**Provided records**:

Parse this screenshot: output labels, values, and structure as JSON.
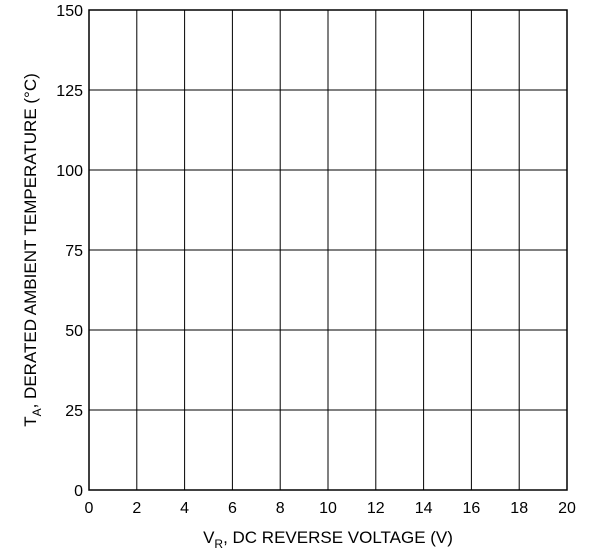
{
  "chart_data": {
    "type": "line",
    "title": "",
    "xlabel": {
      "main": "V",
      "sub": "R",
      "rest": ", DC REVERSE VOLTAGE (V)"
    },
    "ylabel": {
      "main": "T",
      "sub": "A",
      "rest": ", DERATED AMBIENT TEMPERATURE (°C)"
    },
    "xlim": [
      0,
      20
    ],
    "ylim": [
      0,
      150
    ],
    "x_ticks": [
      0,
      2,
      4,
      6,
      8,
      10,
      12,
      14,
      16,
      18,
      20
    ],
    "y_ticks": [
      0,
      25,
      50,
      75,
      100,
      125,
      150
    ],
    "grid": true,
    "series": []
  }
}
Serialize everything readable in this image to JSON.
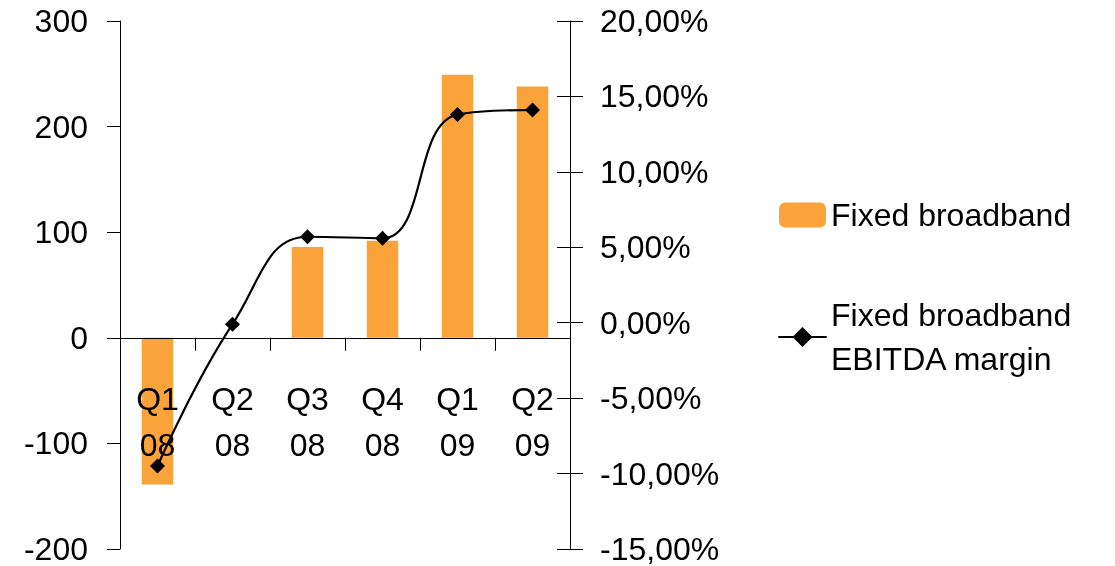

**Given exercise**: All of the entries above should be duplicated exactly, except for the pictures.

**Result of this exercise**:
Parse this screenshot: output labels, values, and structure as JSON.
{
  "chart_data": {
    "type": "line",
    "title": "",
    "xlabel": {
      "main": "V",
      "sub": "R",
      "rest": ", DC REVERSE VOLTAGE (V)"
    },
    "ylabel": {
      "main": "T",
      "sub": "A",
      "rest": ", DERATED AMBIENT TEMPERATURE (°C)"
    },
    "xlim": [
      0,
      20
    ],
    "ylim": [
      0,
      150
    ],
    "x_ticks": [
      0,
      2,
      4,
      6,
      8,
      10,
      12,
      14,
      16,
      18,
      20
    ],
    "y_ticks": [
      0,
      25,
      50,
      75,
      100,
      125,
      150
    ],
    "grid": true,
    "series": []
  }
}
Serialize everything readable in this image to JSON.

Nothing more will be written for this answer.